[Saved entries]
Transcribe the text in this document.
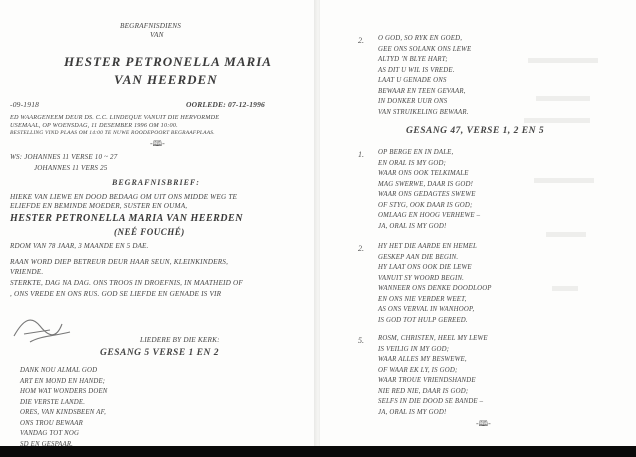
BEGRAFNISDIENS
VAN
HESTER PETRONELLA MARIA
VAN HEERDEN
-09-1918	OORLEDE: 07-12-1996
ED WAARGENEEM DEUR DS. C.C. LINDEQUE VANUIT DIE HERVORMDE
USEMAAL, OP WOENSDAG, 11 DESEMBER 1996 OM 10:00.
BESTELLING VIND PLAAS OM 14:00 TE NUWE ROODEPOORT BEGRAAFPLAAS.
-🕮-
WS: JOHANNES 11 VERSE 10 ~ 27
JOHANNES 11 VERS 25
BEGRAFNISBRIEF:
HIEKE VAN LIEWE EN DOOD BEDAAG OM UIT ONS MIDDE WEG TE
ELIEFDE EN BEMINDE MOEDER, SUSTER EN OUMA,
HESTER PETRONELLA MARIA VAN HEERDEN
(NEÉ FOUCHÉ)
RDOM VAN 78 JAAR, 3 MAANDE EN 5 DAE.
RAAN WORD DIEP BETREUR DEUR HAAR SEUN, KLEINKINDERS,
VRIENDE.
STERKTE, DAG NA DAG. ONS TROOS IN DROEFNIS, IN MAATHEID OF
, ONS VREDE EN ONS RUS. GOD SE LIEFDE EN GENADE IS VIR
LIEDERE BY DIE KERK:
GESANG 5 VERSE 1 EN 2
DANK NOU ALMAL GOD
ART EN MOND EN HANDE;
HOM WAT WONDERS DOEN
DIE VERSTE LANDE.
ORES, VAN KINDSBEEN AF,
ONS TROU BEWAAR
VANDAG TOT NOG
SD EN GESPAAR.
2. O GOD, SO RYK EN GOED,
GEE ONS SOLANK ONS LEWE
ALTYD 'N BLYE HART;
AS DIT U WIL IS VREDE.
LAAT U GENADE ONS
BEWAAR EN TEEN GEVAAR,
IN DONKER UUR ONS
VAN STRUIKELING BEWAAR.
GESANG 47, VERSE 1, 2 EN 5
1. OP BERGE EN IN DALE,
EN ORAL IS MY GOD;
WAAR ONS OOK TELKIMALE
MAG SWERWE, DAAR IS GOD!
WAAR ONS GEDAGTES SWEWE
OF STYG, OOK DAAR IS GOD;
OMLAAG EN HOOG VERHEWE –
JA, ORAL IS MY GOD!
2. HY HET DIE AARDE EN HEMEL
GESKEP AAN DIE BEGIN.
HY LAAT ONS OOK DIE LEWE
VANUIT SY WOORD BEGIN.
WANNEER ONS DENKE DOODLOOP
EN ONS NIE VERDER WEET,
AS ONS VERVAL IN WANHOOP,
IS GOD TOT HULP GEREED.
5. ROSM, CHRISTEN, HEEL MY LEWE
IS VEILIG IN MY GOD;
WAAR ALLES MY BESWEWE,
OF WAAR EK LY, IS GOD;
WAAR TROUE VRIENDSHANDE
NIE RED NIE, DAAR IS GOD;
SELFS IN DIE DOOD SE BANDE –
JA, ORAL IS MY GOD!
-🕮-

## Do this
Repeat the material above word for word, please, apart from its images.

## Answer for the task
Transcribe the text in this document.
BEGRAFNISDIENS
VAN
HESTER PETRONELLA MARIA
VAN HEERDEN
-09-1918	OORLEDE: 07-12-1996
ED WAARGENEEM DEUR DS. C.C. LINDEQUE VANUIT DIE HERVORMDE
USEMAAL, OP WOENSDAG, 11 DESEMBER 1996 OM 10:00.
BESTELLING VIND PLAAS OM 14:00 TE NUWE ROODEPOORT BEGRAAFPLAAS.
-🕮-
WS: JOHANNES 11 VERSE 10 ~ 27
JOHANNES 11 VERS 25
BEGRAFNISBRIEF:
HIEKE VAN LIEWE EN DOOD BEDAAG OM UIT ONS MIDDE WEG TE
ELIEFDE EN BEMINDE MOEDER, SUSTER EN OUMA,
HESTER PETRONELLA MARIA VAN HEERDEN
(NEÉ FOUCHÉ)
RDOM VAN 78 JAAR, 3 MAANDE EN 5 DAE.
RAAN WORD DIEP BETREUR DEUR HAAR SEUN, KLEINKINDERS,
VRIENDE.
STERKTE, DAG NA DAG. ONS TROOS IN DROEFNIS, IN MAATHEID OF
, ONS VREDE EN ONS RUS. GOD SE LIEFDE EN GENADE IS VIR
LIEDERE BY DIE KERK:
GESANG 5 VERSE 1 EN 2
DANK NOU ALMAL GOD
ART EN MOND EN HANDE;
HOM WAT WONDERS DOEN
DIE VERSTE LANDE.
ORES, VAN KINDSBEEN AF,
ONS TROU BEWAAR
VANDAG TOT NOG
SD EN GESPAAR.
2. O GOD, SO RYK EN GOED,
GEE ONS SOLANK ONS LEWE
ALTYD 'N BLYE HART;
AS DIT U WIL IS VREDE.
LAAT U GENADE ONS
BEWAAR EN TEEN GEVAAR,
IN DONKER UUR ONS
VAN STRUIKELING BEWAAR.
GESANG 47, VERSE 1, 2 EN 5
1. OP BERGE EN IN DALE,
EN ORAL IS MY GOD;
WAAR ONS OOK TELKIMALE
MAG SWERWE, DAAR IS GOD!
WAAR ONS GEDAGTES SWEWE
OF STYG, OOK DAAR IS GOD;
OMLAAG EN HOOG VERHEWE –
JA, ORAL IS MY GOD!
2. HY HET DIE AARDE EN HEMEL
GESKEP AAN DIE BEGIN.
HY LAAT ONS OOK DIE LEWE
VANUIT SY WOORD BEGIN.
WANNEER ONS DENKE DOODLOOP
EN ONS NIE VERDER WEET,
AS ONS VERVAL IN WANHOOP,
IS GOD TOT HULP GEREED.
5. ROSM, CHRISTEN, HEEL MY LEWE
IS VEILIG IN MY GOD;
WAAR ALLES MY BESWEWE,
OF WAAR EK LY, IS GOD;
WAAR TROUE VRIENDSHANDE
NIE RED NIE, DAAR IS GOD;
SELFS IN DIE DOOD SE BANDE –
JA, ORAL IS MY GOD!
-🕮-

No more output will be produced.